To do: Report the number of lines where the string "aichagu" occurs, and write nothing else.

Task inputs:
..........

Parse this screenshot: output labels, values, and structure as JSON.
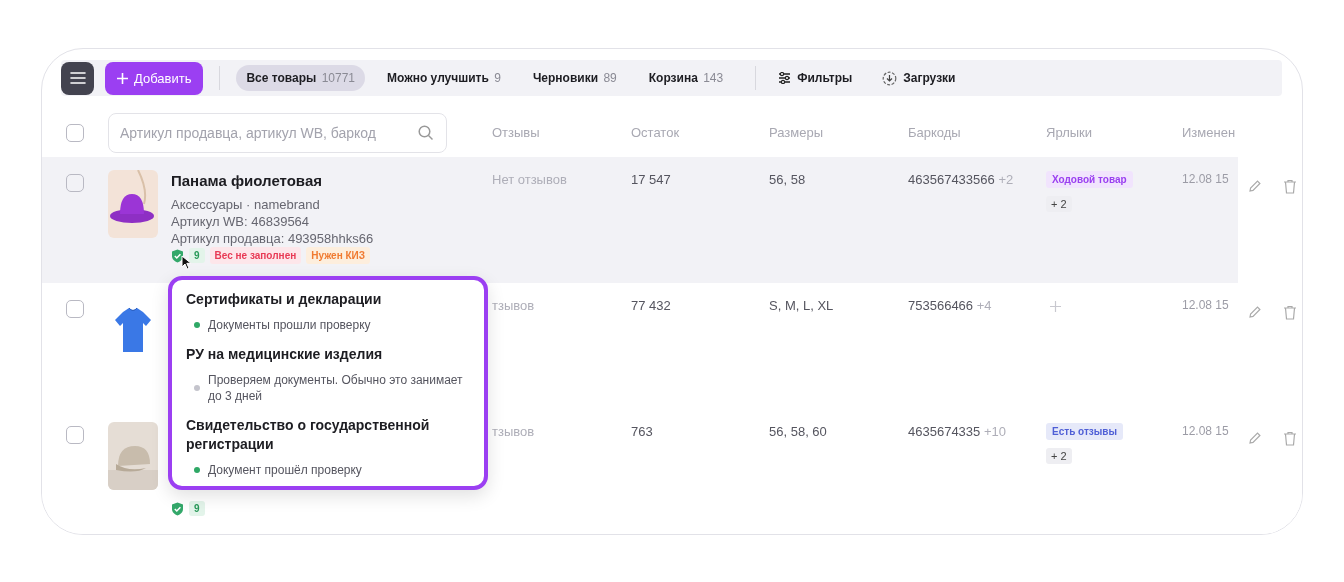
{
  "toolbar": {
    "add_button": "Добавить",
    "tabs": [
      {
        "label": "Все товары",
        "count": "10771",
        "selected": true
      },
      {
        "label": "Можно улучшить",
        "count": "9",
        "selected": false
      },
      {
        "label": "Черновики",
        "count": "89",
        "selected": false
      },
      {
        "label": "Корзина",
        "count": "143",
        "selected": false
      }
    ],
    "filters_button": "Фильтры",
    "downloads_button": "Загрузки"
  },
  "table": {
    "select_all_checked": false,
    "search": {
      "placeholder": "Артикул продавца, артикул WB, баркод"
    },
    "columns": [
      "Отзывы",
      "Остаток",
      "Размеры",
      "Баркоды",
      "Ярлыки",
      "Изменен"
    ],
    "rows": [
      {
        "checked": false,
        "highlighted": true,
        "name": "Панама фиолетовая",
        "details": [
          "Аксессуары · namebrand",
          "Артикул WB: 46839564",
          "Артикул продавца: 493958hhks66"
        ],
        "verified": true,
        "doc_count": "9",
        "tags": [
          {
            "text": "Вес не заполнен",
            "kind": "error"
          },
          {
            "text": "Нужен КИЗ",
            "kind": "warning"
          }
        ],
        "reviews": "Нет отзывов",
        "stock": "17 547",
        "sizes": "56, 58",
        "barcode": "463567433566",
        "barcode_more": "+2",
        "labels": [
          {
            "text": "Ходовой товар",
            "color": "#9a3ff0"
          }
        ],
        "labels_more": "+ 2",
        "changed": "12.08 15"
      },
      {
        "checked": false,
        "highlighted": false,
        "details": [],
        "tags": [],
        "reviews": "тзывов",
        "stock": "77 432",
        "sizes": "S, M, L, XL",
        "barcode": "753566466",
        "barcode_more": "+4",
        "labels": [],
        "changed": "12.08 15"
      },
      {
        "checked": false,
        "highlighted": false,
        "details": [],
        "verified": true,
        "doc_count": "9",
        "tags": [],
        "reviews": "тзывов",
        "stock": "763",
        "sizes": "56, 58, 60",
        "barcode": "4635674335",
        "barcode_more": "+10",
        "labels": [
          {
            "text": "Есть отзывы",
            "color": "#4f5fd6"
          }
        ],
        "labels_more": "+ 2",
        "changed": "12.08 15"
      }
    ]
  },
  "popover": {
    "sections": [
      {
        "title": "Сертификаты и декларации",
        "status": "Документы прошли проверку",
        "color": "#2fa866"
      },
      {
        "title": "РУ на медицинские изделия",
        "status": "Проверяем документы. Обычно это занимает до 3 дней",
        "color": "#c4c4cc"
      },
      {
        "title": "Свидетельство о государственной регистрации",
        "status": "Документ прошёл проверку",
        "color": "#2fa866"
      }
    ]
  }
}
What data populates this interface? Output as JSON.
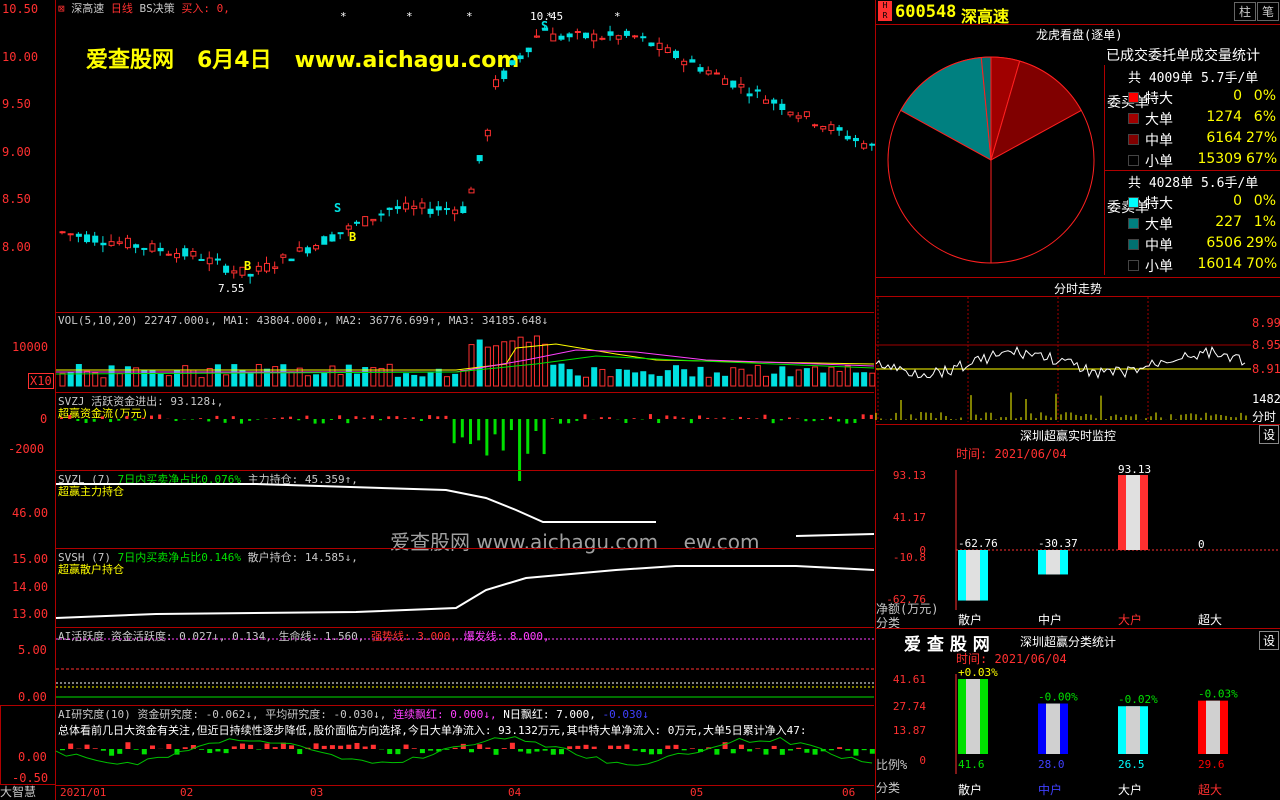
{
  "stock": {
    "name": "深高速",
    "period": "日线",
    "indicator": "BS决策",
    "signal": "买入: 0,"
  },
  "watermark": {
    "site": "爱查股网",
    "date": "6月4日",
    "url": "www.aichagu.com",
    "center_url": "爱查股网  www.aichagu.com",
    "center_tail": "ew.com"
  },
  "price_axis": [
    "10.50",
    "10.00",
    "9.50",
    "9.00",
    "8.50",
    "8.00"
  ],
  "price_marks": {
    "high": "10.45",
    "low": "7.55",
    "s": "S",
    "b": "B"
  },
  "vol": {
    "header": "VOL(5,10,20) 22747.000↓, MA1: 43804.000↓, MA2: 36776.699↑, MA3: 34185.648↓",
    "axis": "10000",
    "unit": "X10"
  },
  "svzj": {
    "header": "SVZJ  活跃资金进出: 93.128↓,",
    "sub": "超赢资金流(万元)",
    "axis": [
      "0",
      "-2000"
    ]
  },
  "svzl": {
    "header": "SVZL (7)",
    "mid": "7日内买卖净占比0.076%",
    "tail": "主力持仓: 45.359↑,",
    "sub": "超赢主力持仓",
    "axis": "46.00"
  },
  "svsh": {
    "header": "SVSH (7)",
    "mid": "7日内买卖净占比0.146%",
    "tail": "散户持仓: 14.585↓,",
    "sub": "超赢散户持仓",
    "axis": [
      "15.00",
      "14.00",
      "13.00"
    ]
  },
  "ai": {
    "h1": "AI活跃度 资金活跃度: 0.027↓, 0.134, 生命线: 1.560,",
    "h2": "强势线: 3.000,",
    "h3": "爆发线: 8.000,",
    "axis": [
      "5.00",
      "0.00"
    ]
  },
  "air": {
    "h1": "AI研究度(10) 资金研究度: -0.062↓, 平均研究度: -0.030↓,",
    "h2": "连续飘红: 0.000↓,",
    "h3": "N日飘红: 7.000,",
    "h4": "-0.030↓",
    "desc": "总体看前几日大资金有关注,但近日持续性逐步降低,股价面临方向选择,今日大单净流入: 93.132万元,其中特大单净流入: 0万元,大单5日累计净入47:",
    "axis": [
      "0.00",
      "-0.50"
    ]
  },
  "xaxis": [
    "2021/01",
    "02",
    "03",
    "04",
    "05",
    "06"
  ],
  "footer": "大智慧",
  "right": {
    "code": "600548",
    "name": "深高速",
    "btn1": "柱",
    "btn2": "笔",
    "title": "龙虎看盘(逐单)",
    "subtitle": "已成交委托单成交量统计",
    "buy": {
      "label": "委买单",
      "total": "共 4009单 5.7手/单",
      "rows": [
        [
          "特大",
          "0",
          "0%"
        ],
        [
          "大单",
          "1274",
          "6%"
        ],
        [
          "中单",
          "6164",
          "27%"
        ],
        [
          "小单",
          "15309",
          "67%"
        ]
      ]
    },
    "sell": {
      "label": "委卖单",
      "total": "共 4028单 5.6手/单",
      "rows": [
        [
          "特大",
          "0",
          "0%"
        ],
        [
          "大单",
          "227",
          "1%"
        ],
        [
          "中单",
          "6506",
          "29%"
        ],
        [
          "小单",
          "16014",
          "70%"
        ]
      ]
    },
    "colors": {
      "buy": [
        "#ff0000",
        "#a00000",
        "#800000",
        "#000000"
      ],
      "sell": [
        "#00ffff",
        "#008080",
        "#007070",
        "#000000"
      ]
    },
    "fenshi": {
      "title": "分时走势",
      "axis": [
        "8.99",
        "8.95",
        "8.91"
      ],
      "vol": "1482",
      "vlabel": "分时"
    },
    "monitor": {
      "title": "深圳超赢实时监控",
      "btn": "设",
      "time": "时间: 2021/06/04",
      "axis": [
        "93.13",
        "41.17",
        "0",
        "-10.8",
        "-62.76"
      ],
      "vals": [
        "-62.76",
        "-30.37",
        "93.13",
        "0"
      ],
      "unit": "净额(万元)",
      "cat": "分类",
      "labels": [
        "散户",
        "中户",
        "大户",
        "超大"
      ],
      "values": [
        -62.76,
        -30.37,
        93.13,
        0
      ]
    },
    "cls": {
      "brand": "爱 查 股 网",
      "title": "深圳超赢分类统计",
      "btn": "设",
      "time": "时间: 2021/06/04",
      "axis": [
        "41.61",
        "27.74",
        "13.87",
        "0"
      ],
      "pct": [
        "+0.03%",
        "-0.00%",
        "-0.02%",
        "-0.03%"
      ],
      "vals": [
        "41.6",
        "28.0",
        "26.5",
        "29.6"
      ],
      "values": [
        41.6,
        28.0,
        26.5,
        29.6
      ],
      "ratio": "比例%",
      "cat": "分类",
      "labels": [
        "散户",
        "中户",
        "大户",
        "超大"
      ]
    }
  }
}
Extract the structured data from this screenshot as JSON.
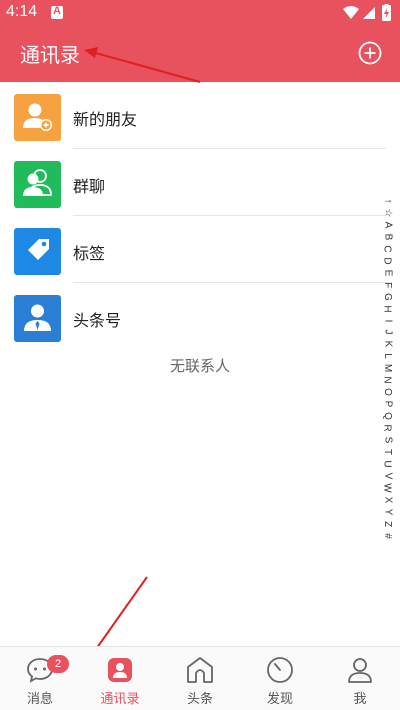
{
  "status_bar": {
    "time": "4:14"
  },
  "header": {
    "title": "通讯录"
  },
  "contacts": [
    {
      "label": "新的朋友",
      "icon": "add-friend-icon",
      "color": "#f5a340"
    },
    {
      "label": "群聊",
      "icon": "group-chat-icon",
      "color": "#20bb5a"
    },
    {
      "label": "标签",
      "icon": "tag-icon",
      "color": "#1e88e5"
    },
    {
      "label": "头条号",
      "icon": "official-account-icon",
      "color": "#2a7fd4"
    }
  ],
  "empty_text": "无联系人",
  "index_letters": [
    "↑",
    "☆",
    "A",
    "B",
    "C",
    "D",
    "E",
    "F",
    "G",
    "H",
    "I",
    "J",
    "K",
    "L",
    "M",
    "N",
    "O",
    "P",
    "Q",
    "R",
    "S",
    "T",
    "U",
    "V",
    "W",
    "X",
    "Y",
    "Z",
    "#"
  ],
  "bottom_nav": [
    {
      "label": "消息",
      "icon": "message-icon",
      "badge": "2"
    },
    {
      "label": "通讯录",
      "icon": "contacts-icon",
      "active": true
    },
    {
      "label": "头条",
      "icon": "headlines-icon"
    },
    {
      "label": "发现",
      "icon": "discover-icon"
    },
    {
      "label": "我",
      "icon": "profile-icon"
    }
  ],
  "colors": {
    "brand": "#e8515e",
    "annotation": "#e02020"
  }
}
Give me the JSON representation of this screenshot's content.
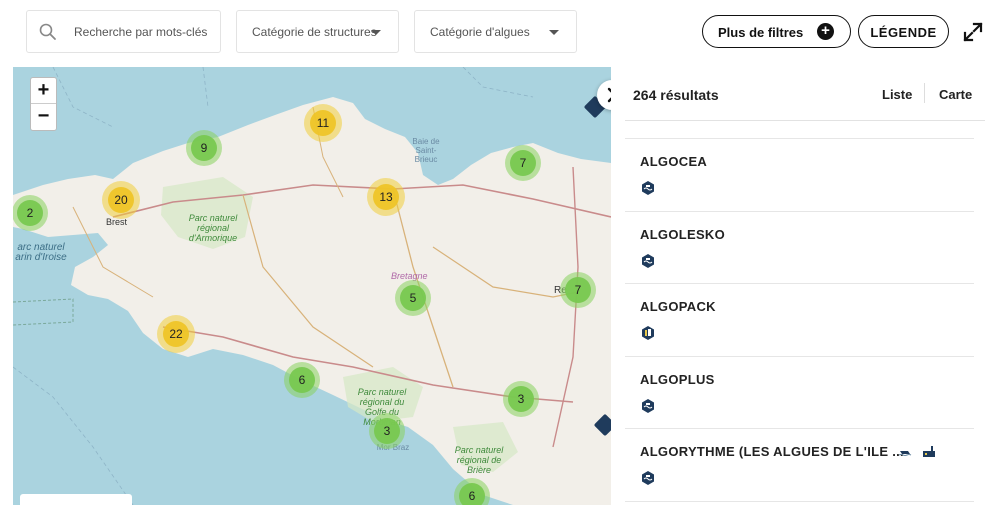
{
  "filters": {
    "search_placeholder": "Recherche par mots-clés",
    "structure_category": "Catégorie de structures",
    "algae_category": "Catégorie d'algues",
    "more_filters": "Plus de filtres",
    "legend": "LÉGENDE"
  },
  "map": {
    "zoom_in": "+",
    "zoom_out": "−",
    "labels": {
      "brest": "Brest",
      "bretagne": "Bretagne",
      "rennes": "Re",
      "baie": "Baie de Saint-Brieuc",
      "armorique": "Parc naturel régional d'Armorique",
      "iroise": "arc naturel arin d'Iroise",
      "golfe": "Parc naturel régional du Golfe du Morbihan",
      "mer_broz": "Mor Braz",
      "briere": "Parc naturel régional de Brière"
    },
    "clusters": [
      {
        "count": "11",
        "level": "yellow"
      },
      {
        "count": "9",
        "level": "green"
      },
      {
        "count": "7",
        "level": "green"
      },
      {
        "count": "20",
        "level": "yellow"
      },
      {
        "count": "2",
        "level": "green"
      },
      {
        "count": "13",
        "level": "yellow"
      },
      {
        "count": "5",
        "level": "green"
      },
      {
        "count": "7",
        "level": "green"
      },
      {
        "count": "22",
        "level": "yellow"
      },
      {
        "count": "6",
        "level": "green"
      },
      {
        "count": "3",
        "level": "green"
      },
      {
        "count": "3",
        "level": "green"
      },
      {
        "count": "6",
        "level": "green"
      }
    ]
  },
  "results": {
    "count": "264 résultats",
    "view_list": "Liste",
    "view_map": "Carte",
    "items": [
      {
        "name": "ALGOCEA",
        "icon": "seaweed-harvest-icon"
      },
      {
        "name": "ALGOLESKO",
        "icon": "seaweed-harvest-icon"
      },
      {
        "name": "ALGOPACK",
        "icon": "processing-icon"
      },
      {
        "name": "ALGOPLUS",
        "icon": "seaweed-harvest-icon"
      },
      {
        "name": "ALGORYTHME (LES ALGUES DE L'ILE ...",
        "icon": "seaweed-harvest-icon"
      }
    ]
  },
  "colors": {
    "sea": "#aad3df",
    "land": "#f2efe9",
    "cluster_green": "#78c850",
    "cluster_yellow": "#eec428",
    "marker": "#1f3b5c"
  }
}
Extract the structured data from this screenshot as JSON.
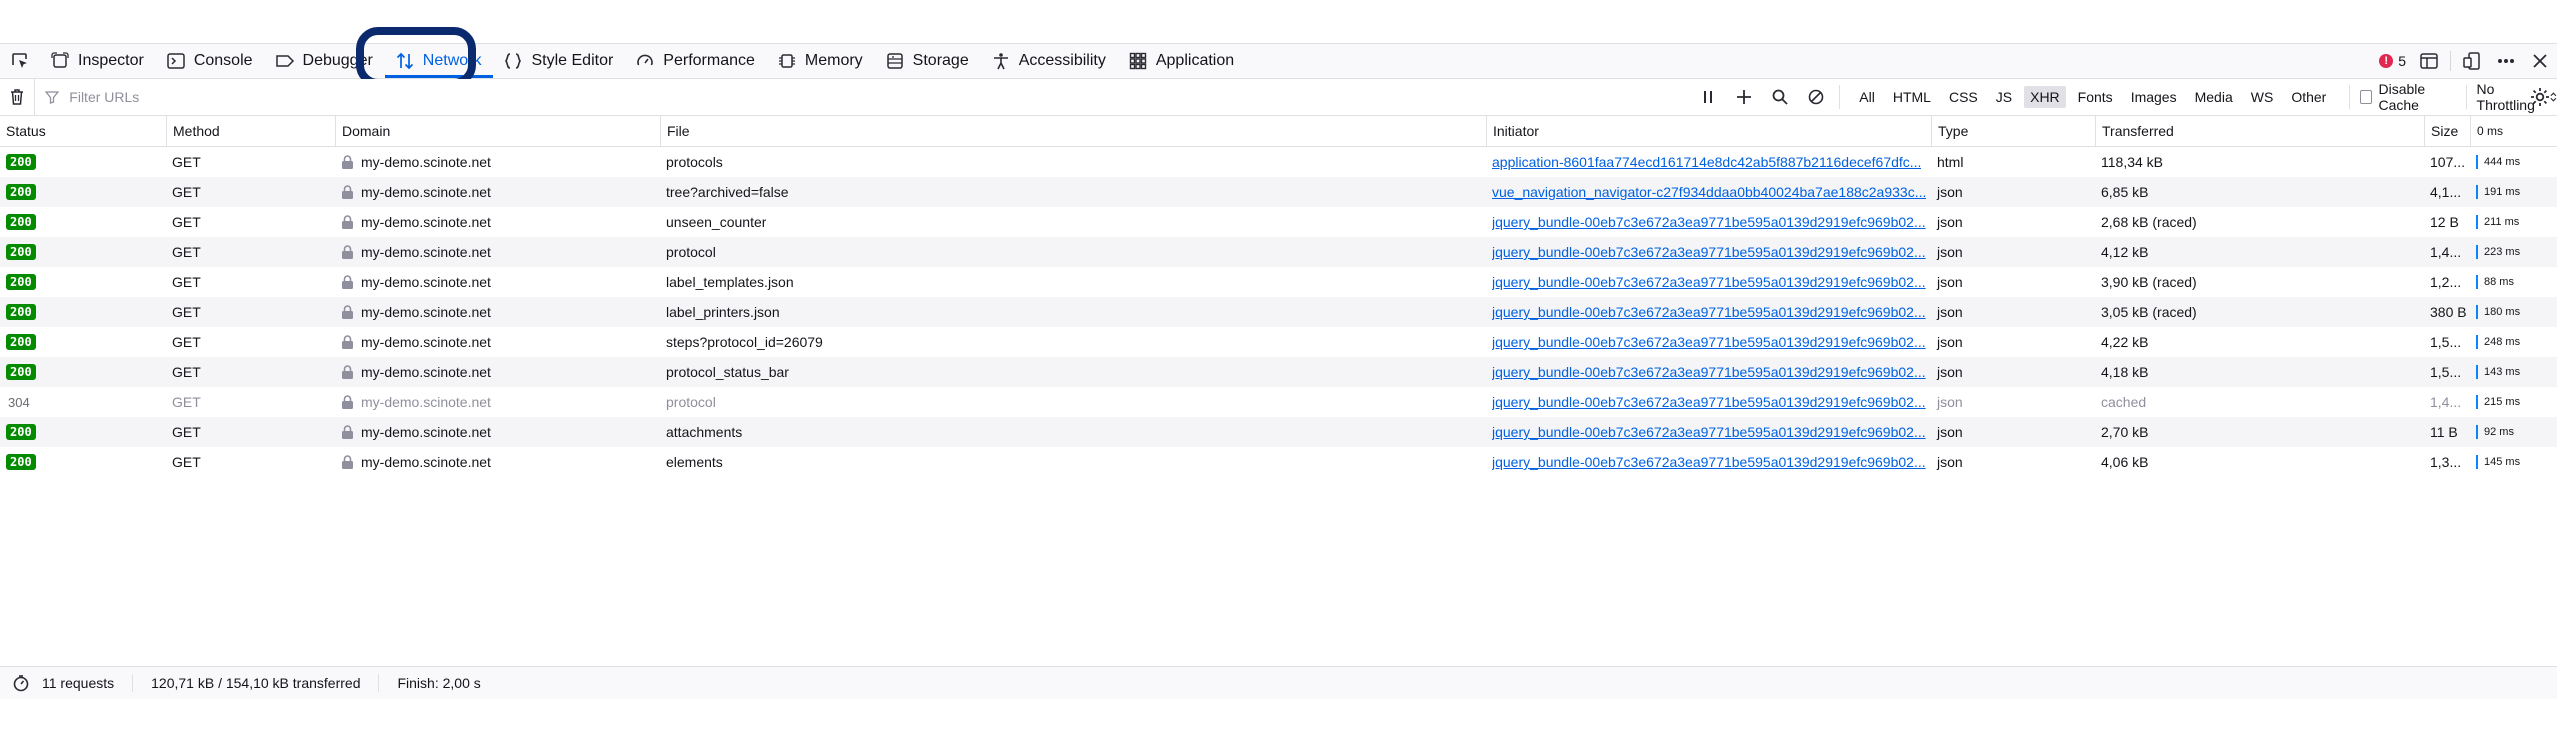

..........

Exercise output: 2